▸ **Figure collection entries**
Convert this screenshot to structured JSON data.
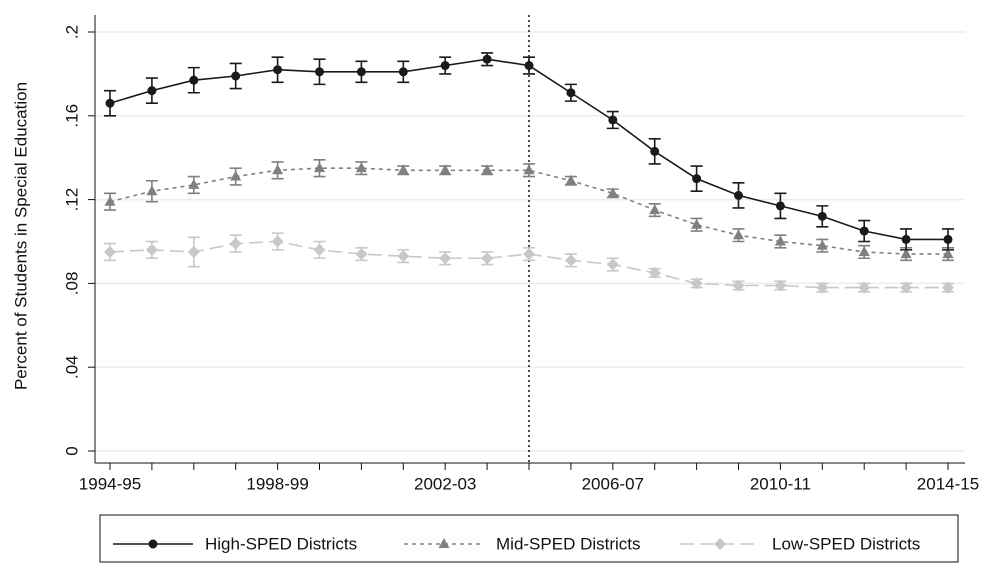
{
  "chart_data": {
    "type": "line",
    "y_label": "Percent of Students in Special Education",
    "categories": [
      "1994-95",
      null,
      null,
      null,
      "1998-99",
      null,
      null,
      null,
      "2002-03",
      null,
      null,
      null,
      "2006-07",
      null,
      null,
      null,
      "2010-11",
      null,
      null,
      null,
      "2014-15"
    ],
    "series": [
      {
        "name": "High-SPED Districts",
        "color": "#1a1a1a",
        "marker": "circle",
        "dash": "solid",
        "values": [
          0.166,
          0.172,
          0.177,
          0.179,
          0.182,
          0.181,
          0.181,
          0.181,
          0.184,
          0.187,
          0.184,
          0.171,
          0.158,
          0.143,
          0.13,
          0.122,
          0.117,
          0.112,
          0.105,
          0.101,
          0.101
        ],
        "errors": [
          0.006,
          0.006,
          0.006,
          0.006,
          0.006,
          0.006,
          0.005,
          0.005,
          0.004,
          0.003,
          0.004,
          0.004,
          0.004,
          0.006,
          0.006,
          0.006,
          0.006,
          0.005,
          0.005,
          0.005,
          0.005
        ]
      },
      {
        "name": "Mid-SPED Districts",
        "color": "#808080",
        "marker": "triangle",
        "dash": "dash",
        "values": [
          0.119,
          0.124,
          0.127,
          0.131,
          0.134,
          0.135,
          0.135,
          0.134,
          0.134,
          0.134,
          0.134,
          0.129,
          0.123,
          0.115,
          0.108,
          0.103,
          0.1,
          0.098,
          0.095,
          0.094,
          0.094
        ],
        "errors": [
          0.004,
          0.005,
          0.004,
          0.004,
          0.004,
          0.004,
          0.003,
          0.002,
          0.002,
          0.002,
          0.003,
          0.002,
          0.002,
          0.003,
          0.003,
          0.003,
          0.003,
          0.003,
          0.003,
          0.003,
          0.003
        ]
      },
      {
        "name": "Low-SPED Districts",
        "color": "#c8c8c8",
        "marker": "diamond",
        "dash": "longdash",
        "values": [
          0.095,
          0.096,
          0.095,
          0.099,
          0.1,
          0.096,
          0.094,
          0.093,
          0.092,
          0.092,
          0.094,
          0.091,
          0.089,
          0.085,
          0.08,
          0.079,
          0.079,
          0.078,
          0.078,
          0.078,
          0.078
        ],
        "errors": [
          0.004,
          0.004,
          0.007,
          0.004,
          0.004,
          0.004,
          0.003,
          0.003,
          0.003,
          0.003,
          0.003,
          0.003,
          0.003,
          0.002,
          0.002,
          0.002,
          0.002,
          0.002,
          0.002,
          0.002,
          0.002
        ]
      }
    ],
    "ylim": [
      0,
      0.2
    ],
    "yticks": [
      0,
      {
        "value": 0.04,
        "label": ".04"
      },
      {
        "value": 0.08,
        "label": ".08"
      },
      {
        "value": 0.12,
        "label": ".12"
      },
      {
        "value": 0.16,
        "label": ".16"
      },
      {
        "value": 0.2,
        "label": ".2"
      }
    ],
    "grid": true,
    "vline_index": 10,
    "legend": "bottom"
  }
}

▸ **Directions for this task**
Leave the images out and output the remaining material exactly as it stands.

▸ **Solution for this exercise**
Convert this screenshot to structured JSON data.
{
  "chart_data": {
    "type": "line",
    "y_label": "Percent of Students in Special Education",
    "categories": [
      "1994-95",
      null,
      null,
      null,
      "1998-99",
      null,
      null,
      null,
      "2002-03",
      null,
      null,
      null,
      "2006-07",
      null,
      null,
      null,
      "2010-11",
      null,
      null,
      null,
      "2014-15"
    ],
    "series": [
      {
        "name": "High-SPED Districts",
        "color": "#1a1a1a",
        "marker": "circle",
        "dash": "solid",
        "values": [
          0.166,
          0.172,
          0.177,
          0.179,
          0.182,
          0.181,
          0.181,
          0.181,
          0.184,
          0.187,
          0.184,
          0.171,
          0.158,
          0.143,
          0.13,
          0.122,
          0.117,
          0.112,
          0.105,
          0.101,
          0.101
        ],
        "errors": [
          0.006,
          0.006,
          0.006,
          0.006,
          0.006,
          0.006,
          0.005,
          0.005,
          0.004,
          0.003,
          0.004,
          0.004,
          0.004,
          0.006,
          0.006,
          0.006,
          0.006,
          0.005,
          0.005,
          0.005,
          0.005
        ]
      },
      {
        "name": "Mid-SPED Districts",
        "color": "#808080",
        "marker": "triangle",
        "dash": "dash",
        "values": [
          0.119,
          0.124,
          0.127,
          0.131,
          0.134,
          0.135,
          0.135,
          0.134,
          0.134,
          0.134,
          0.134,
          0.129,
          0.123,
          0.115,
          0.108,
          0.103,
          0.1,
          0.098,
          0.095,
          0.094,
          0.094
        ],
        "errors": [
          0.004,
          0.005,
          0.004,
          0.004,
          0.004,
          0.004,
          0.003,
          0.002,
          0.002,
          0.002,
          0.003,
          0.002,
          0.002,
          0.003,
          0.003,
          0.003,
          0.003,
          0.003,
          0.003,
          0.003,
          0.003
        ]
      },
      {
        "name": "Low-SPED Districts",
        "color": "#c8c8c8",
        "marker": "diamond",
        "dash": "longdash",
        "values": [
          0.095,
          0.096,
          0.095,
          0.099,
          0.1,
          0.096,
          0.094,
          0.093,
          0.092,
          0.092,
          0.094,
          0.091,
          0.089,
          0.085,
          0.08,
          0.079,
          0.079,
          0.078,
          0.078,
          0.078,
          0.078
        ],
        "errors": [
          0.004,
          0.004,
          0.007,
          0.004,
          0.004,
          0.004,
          0.003,
          0.003,
          0.003,
          0.003,
          0.003,
          0.003,
          0.003,
          0.002,
          0.002,
          0.002,
          0.002,
          0.002,
          0.002,
          0.002,
          0.002
        ]
      }
    ],
    "ylim": [
      0,
      0.2
    ],
    "yticks": [
      0,
      {
        "value": 0.04,
        "label": ".04"
      },
      {
        "value": 0.08,
        "label": ".08"
      },
      {
        "value": 0.12,
        "label": ".12"
      },
      {
        "value": 0.16,
        "label": ".16"
      },
      {
        "value": 0.2,
        "label": ".2"
      }
    ],
    "grid": true,
    "vline_index": 10,
    "legend": "bottom"
  }
}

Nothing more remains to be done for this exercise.